▶ _AIM_: Lay out as a numbered list the items from the first line through the line containing "Text: Assignee:: Assignee: bbox=[211, 570, 272, 579]", including both ends and leaving out blank lines.

▶ _RECORDS TO USE_:
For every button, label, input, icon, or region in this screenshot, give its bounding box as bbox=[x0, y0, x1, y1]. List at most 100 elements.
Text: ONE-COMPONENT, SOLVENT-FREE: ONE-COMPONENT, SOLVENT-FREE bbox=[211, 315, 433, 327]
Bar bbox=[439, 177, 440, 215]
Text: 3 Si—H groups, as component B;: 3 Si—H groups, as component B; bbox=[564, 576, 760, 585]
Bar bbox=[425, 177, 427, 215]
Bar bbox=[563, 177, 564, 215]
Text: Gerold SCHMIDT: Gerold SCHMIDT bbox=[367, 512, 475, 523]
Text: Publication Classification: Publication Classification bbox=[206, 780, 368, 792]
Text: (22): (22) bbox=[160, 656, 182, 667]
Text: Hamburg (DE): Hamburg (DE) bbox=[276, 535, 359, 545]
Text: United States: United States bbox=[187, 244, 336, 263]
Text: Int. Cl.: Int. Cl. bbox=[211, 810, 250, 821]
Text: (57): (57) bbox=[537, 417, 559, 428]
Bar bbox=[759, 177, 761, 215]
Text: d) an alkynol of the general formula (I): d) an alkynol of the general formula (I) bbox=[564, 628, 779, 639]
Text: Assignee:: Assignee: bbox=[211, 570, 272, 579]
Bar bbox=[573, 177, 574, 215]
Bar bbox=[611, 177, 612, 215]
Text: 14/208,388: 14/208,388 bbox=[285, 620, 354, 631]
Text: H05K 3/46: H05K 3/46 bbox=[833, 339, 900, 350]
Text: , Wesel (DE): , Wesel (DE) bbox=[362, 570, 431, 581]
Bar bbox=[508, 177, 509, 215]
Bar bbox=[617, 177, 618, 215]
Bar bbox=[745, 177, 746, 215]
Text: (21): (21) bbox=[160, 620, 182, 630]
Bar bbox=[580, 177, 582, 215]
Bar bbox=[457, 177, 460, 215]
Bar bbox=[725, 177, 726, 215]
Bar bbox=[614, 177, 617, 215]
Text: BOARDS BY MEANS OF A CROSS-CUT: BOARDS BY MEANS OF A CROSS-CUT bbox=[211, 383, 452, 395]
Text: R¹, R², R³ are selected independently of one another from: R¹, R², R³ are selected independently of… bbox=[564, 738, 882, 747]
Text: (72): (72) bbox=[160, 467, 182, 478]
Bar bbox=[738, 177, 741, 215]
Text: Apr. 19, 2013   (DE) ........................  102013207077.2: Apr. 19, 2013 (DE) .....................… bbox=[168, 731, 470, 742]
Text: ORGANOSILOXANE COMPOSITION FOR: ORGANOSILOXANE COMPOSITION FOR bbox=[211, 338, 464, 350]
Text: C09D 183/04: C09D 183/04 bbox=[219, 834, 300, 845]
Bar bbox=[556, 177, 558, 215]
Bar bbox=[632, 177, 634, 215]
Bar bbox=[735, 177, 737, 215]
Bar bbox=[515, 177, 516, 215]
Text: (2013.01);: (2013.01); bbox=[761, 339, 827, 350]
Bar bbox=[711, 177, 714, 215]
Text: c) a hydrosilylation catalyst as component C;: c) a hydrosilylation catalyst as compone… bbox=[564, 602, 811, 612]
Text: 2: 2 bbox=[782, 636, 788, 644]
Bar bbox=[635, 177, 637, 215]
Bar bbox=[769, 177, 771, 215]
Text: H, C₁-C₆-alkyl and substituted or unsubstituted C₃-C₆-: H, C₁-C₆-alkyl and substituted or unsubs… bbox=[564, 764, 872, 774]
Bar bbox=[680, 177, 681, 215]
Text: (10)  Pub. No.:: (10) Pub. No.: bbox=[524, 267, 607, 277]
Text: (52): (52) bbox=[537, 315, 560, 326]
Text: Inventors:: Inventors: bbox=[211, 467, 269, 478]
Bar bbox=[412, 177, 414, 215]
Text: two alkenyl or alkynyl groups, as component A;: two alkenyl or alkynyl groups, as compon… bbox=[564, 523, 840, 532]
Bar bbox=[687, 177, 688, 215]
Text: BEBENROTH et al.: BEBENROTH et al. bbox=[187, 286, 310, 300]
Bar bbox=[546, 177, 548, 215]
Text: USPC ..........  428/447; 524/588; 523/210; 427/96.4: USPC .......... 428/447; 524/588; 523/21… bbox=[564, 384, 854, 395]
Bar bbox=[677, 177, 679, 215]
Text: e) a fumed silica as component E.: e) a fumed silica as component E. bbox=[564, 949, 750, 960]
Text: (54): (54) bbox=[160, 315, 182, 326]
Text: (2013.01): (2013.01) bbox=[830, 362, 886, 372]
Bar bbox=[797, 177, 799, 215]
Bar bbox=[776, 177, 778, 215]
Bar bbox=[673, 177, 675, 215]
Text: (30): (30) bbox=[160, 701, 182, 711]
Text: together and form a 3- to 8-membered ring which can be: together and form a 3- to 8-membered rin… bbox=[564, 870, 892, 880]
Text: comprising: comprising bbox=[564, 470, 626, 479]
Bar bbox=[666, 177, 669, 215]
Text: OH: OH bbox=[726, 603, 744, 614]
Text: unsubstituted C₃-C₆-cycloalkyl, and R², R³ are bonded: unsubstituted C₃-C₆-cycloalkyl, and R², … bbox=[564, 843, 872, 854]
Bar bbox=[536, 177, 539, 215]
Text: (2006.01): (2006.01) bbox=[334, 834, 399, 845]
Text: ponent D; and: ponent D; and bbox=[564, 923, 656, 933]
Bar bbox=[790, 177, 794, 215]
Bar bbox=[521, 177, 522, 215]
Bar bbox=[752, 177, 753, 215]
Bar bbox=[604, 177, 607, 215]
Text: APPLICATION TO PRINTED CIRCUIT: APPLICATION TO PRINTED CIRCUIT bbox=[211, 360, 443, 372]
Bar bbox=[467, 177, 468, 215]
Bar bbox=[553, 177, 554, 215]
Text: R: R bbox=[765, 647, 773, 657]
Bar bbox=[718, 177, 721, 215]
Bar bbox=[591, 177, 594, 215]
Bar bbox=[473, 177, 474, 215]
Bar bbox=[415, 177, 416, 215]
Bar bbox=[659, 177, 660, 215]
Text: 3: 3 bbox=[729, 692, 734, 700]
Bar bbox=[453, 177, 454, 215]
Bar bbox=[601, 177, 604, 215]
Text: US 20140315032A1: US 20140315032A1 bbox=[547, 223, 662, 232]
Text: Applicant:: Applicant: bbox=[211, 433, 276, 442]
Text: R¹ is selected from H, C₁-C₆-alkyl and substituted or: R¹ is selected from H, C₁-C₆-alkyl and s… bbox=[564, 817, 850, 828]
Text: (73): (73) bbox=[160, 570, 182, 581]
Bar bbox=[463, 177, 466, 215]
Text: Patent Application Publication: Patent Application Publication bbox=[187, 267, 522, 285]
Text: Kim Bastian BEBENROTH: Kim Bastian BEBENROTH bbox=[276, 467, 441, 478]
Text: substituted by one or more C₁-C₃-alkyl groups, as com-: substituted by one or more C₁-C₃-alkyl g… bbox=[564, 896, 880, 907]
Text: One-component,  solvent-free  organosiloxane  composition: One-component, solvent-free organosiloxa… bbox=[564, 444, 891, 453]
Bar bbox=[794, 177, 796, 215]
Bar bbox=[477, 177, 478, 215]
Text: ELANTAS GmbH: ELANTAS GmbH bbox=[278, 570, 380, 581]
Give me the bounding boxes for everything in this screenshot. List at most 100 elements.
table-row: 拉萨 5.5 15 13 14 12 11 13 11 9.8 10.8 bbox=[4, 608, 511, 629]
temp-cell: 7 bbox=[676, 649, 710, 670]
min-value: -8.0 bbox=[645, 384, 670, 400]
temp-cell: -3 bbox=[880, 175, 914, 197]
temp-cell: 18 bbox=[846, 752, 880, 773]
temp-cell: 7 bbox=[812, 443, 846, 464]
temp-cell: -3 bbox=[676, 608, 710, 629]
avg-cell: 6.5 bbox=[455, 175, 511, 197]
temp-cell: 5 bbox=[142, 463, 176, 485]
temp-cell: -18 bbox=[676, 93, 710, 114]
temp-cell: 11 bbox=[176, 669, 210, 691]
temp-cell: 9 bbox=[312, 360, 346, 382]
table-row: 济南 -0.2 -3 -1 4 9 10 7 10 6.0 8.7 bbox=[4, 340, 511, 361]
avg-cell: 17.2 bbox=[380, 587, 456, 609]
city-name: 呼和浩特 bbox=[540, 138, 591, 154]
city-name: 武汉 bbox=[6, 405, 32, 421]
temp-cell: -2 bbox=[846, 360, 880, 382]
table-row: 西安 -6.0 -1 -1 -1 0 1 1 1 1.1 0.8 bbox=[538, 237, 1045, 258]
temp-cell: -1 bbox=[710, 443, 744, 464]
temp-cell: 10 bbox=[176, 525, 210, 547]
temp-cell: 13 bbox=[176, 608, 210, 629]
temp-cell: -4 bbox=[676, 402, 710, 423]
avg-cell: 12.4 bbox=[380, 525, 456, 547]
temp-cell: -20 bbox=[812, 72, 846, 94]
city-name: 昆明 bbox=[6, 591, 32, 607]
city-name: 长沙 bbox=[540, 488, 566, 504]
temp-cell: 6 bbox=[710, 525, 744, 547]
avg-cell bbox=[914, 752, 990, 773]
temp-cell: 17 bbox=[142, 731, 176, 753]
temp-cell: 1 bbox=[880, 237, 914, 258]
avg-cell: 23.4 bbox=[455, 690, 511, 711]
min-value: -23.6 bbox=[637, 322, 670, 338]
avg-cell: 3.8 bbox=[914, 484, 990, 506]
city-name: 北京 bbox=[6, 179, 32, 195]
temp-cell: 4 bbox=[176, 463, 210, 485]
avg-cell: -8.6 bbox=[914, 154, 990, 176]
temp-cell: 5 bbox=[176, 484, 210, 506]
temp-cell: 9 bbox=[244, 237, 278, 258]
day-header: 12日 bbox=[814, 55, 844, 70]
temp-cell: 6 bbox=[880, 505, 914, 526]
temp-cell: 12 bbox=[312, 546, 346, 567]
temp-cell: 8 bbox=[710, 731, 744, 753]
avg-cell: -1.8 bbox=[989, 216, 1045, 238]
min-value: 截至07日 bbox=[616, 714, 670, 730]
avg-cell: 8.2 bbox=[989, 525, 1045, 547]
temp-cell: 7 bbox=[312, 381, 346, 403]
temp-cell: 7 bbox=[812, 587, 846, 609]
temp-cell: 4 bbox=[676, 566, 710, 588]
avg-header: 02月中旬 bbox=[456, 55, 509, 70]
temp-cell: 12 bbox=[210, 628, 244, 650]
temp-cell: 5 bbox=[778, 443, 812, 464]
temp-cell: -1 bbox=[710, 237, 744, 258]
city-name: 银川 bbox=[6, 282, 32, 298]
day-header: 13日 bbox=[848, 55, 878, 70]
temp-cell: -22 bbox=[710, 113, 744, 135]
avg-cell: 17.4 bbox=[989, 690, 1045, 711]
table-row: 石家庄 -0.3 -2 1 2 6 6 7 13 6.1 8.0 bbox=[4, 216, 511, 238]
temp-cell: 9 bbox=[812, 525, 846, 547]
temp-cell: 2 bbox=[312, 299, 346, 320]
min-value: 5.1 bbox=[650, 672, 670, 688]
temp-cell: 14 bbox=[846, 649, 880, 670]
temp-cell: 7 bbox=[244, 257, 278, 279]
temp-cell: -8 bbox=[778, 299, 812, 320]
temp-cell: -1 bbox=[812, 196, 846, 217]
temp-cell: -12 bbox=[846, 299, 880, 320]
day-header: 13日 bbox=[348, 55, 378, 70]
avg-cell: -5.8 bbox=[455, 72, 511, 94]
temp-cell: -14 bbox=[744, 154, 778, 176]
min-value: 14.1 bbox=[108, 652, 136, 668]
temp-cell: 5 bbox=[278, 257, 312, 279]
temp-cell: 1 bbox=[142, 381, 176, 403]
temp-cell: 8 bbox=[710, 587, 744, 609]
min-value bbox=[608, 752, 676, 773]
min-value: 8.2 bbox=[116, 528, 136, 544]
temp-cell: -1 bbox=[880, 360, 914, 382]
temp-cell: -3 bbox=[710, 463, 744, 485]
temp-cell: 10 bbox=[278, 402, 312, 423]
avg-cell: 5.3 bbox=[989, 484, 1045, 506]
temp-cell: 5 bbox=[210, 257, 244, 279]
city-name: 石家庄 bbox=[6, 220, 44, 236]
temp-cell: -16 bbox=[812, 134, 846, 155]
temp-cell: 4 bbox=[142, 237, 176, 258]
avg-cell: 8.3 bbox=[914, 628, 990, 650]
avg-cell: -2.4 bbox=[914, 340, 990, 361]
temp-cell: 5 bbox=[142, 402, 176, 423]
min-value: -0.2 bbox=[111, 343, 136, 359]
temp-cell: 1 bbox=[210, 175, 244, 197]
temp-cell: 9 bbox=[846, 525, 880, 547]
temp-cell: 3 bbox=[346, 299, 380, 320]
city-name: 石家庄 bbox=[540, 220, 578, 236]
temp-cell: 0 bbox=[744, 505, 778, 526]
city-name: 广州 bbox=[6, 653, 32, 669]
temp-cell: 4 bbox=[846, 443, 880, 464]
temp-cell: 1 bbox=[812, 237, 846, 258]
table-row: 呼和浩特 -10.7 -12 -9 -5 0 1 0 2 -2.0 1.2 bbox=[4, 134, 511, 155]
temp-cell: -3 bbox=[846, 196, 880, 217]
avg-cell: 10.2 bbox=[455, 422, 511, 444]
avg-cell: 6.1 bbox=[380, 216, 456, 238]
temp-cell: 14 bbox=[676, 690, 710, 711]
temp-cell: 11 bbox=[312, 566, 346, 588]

▶ _FULL ANSWER_:
1. For every button, label, input, icon, or region in this screenshot, give its bounding box as bbox=[x0, y0, x1, y1]. List at most 100 elements.
2. Text: ONE-COMPONENT, SOLVENT-FREE: ONE-COMPONENT, SOLVENT-FREE bbox=[211, 315, 433, 327]
3. Bar bbox=[439, 177, 440, 215]
4. Text: 3 Si—H groups, as component B;: 3 Si—H groups, as component B; bbox=[564, 576, 760, 585]
5. Bar bbox=[425, 177, 427, 215]
6. Bar bbox=[563, 177, 564, 215]
7. Text: Gerold SCHMIDT: Gerold SCHMIDT bbox=[367, 512, 475, 523]
8. Text: Publication Classification: Publication Classification bbox=[206, 780, 368, 792]
9. Text: (22): (22) bbox=[160, 656, 182, 667]
10. Text: Hamburg (DE): Hamburg (DE) bbox=[276, 535, 359, 545]
11. Text: United States: United States bbox=[187, 244, 336, 263]
12. Text: Int. Cl.: Int. Cl. bbox=[211, 810, 250, 821]
13. Text: (57): (57) bbox=[537, 417, 559, 428]
14. Bar bbox=[759, 177, 761, 215]
15. Text: d) an alkynol of the general formula (I): d) an alkynol of the general formula (I) bbox=[564, 628, 779, 639]
16. Text: Assignee:: Assignee: bbox=[211, 570, 272, 579]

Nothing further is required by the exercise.